YOUR GOAL
Wherever the word "ggtimer" appears in a line, extract that line.

:::::

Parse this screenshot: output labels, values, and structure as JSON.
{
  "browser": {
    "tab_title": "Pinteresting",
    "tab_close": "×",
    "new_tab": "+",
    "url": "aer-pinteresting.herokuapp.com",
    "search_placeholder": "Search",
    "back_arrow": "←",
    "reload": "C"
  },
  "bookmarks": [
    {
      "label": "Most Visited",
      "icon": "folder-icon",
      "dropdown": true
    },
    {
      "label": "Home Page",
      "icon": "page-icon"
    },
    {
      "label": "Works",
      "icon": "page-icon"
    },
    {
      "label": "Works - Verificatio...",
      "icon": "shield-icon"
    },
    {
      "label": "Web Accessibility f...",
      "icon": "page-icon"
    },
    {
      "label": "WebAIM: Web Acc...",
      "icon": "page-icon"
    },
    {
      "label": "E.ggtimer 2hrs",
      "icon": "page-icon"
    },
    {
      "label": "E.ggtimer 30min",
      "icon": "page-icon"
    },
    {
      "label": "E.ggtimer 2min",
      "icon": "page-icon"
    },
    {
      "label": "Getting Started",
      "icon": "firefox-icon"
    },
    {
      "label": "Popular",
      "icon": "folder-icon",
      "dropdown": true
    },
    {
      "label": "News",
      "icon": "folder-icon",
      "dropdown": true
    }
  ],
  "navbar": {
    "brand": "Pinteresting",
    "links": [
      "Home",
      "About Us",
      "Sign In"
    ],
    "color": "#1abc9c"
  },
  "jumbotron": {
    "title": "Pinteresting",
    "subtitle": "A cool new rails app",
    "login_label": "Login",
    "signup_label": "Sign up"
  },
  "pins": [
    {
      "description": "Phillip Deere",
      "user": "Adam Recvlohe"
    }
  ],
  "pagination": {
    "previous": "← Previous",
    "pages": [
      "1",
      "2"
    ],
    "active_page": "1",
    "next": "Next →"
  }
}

:::::

COMPLETE ANSWER
      "label": "E.ggtimer 2hrs",
      "label": "E.ggtimer 30min",
      "label": "E.ggtimer 2min",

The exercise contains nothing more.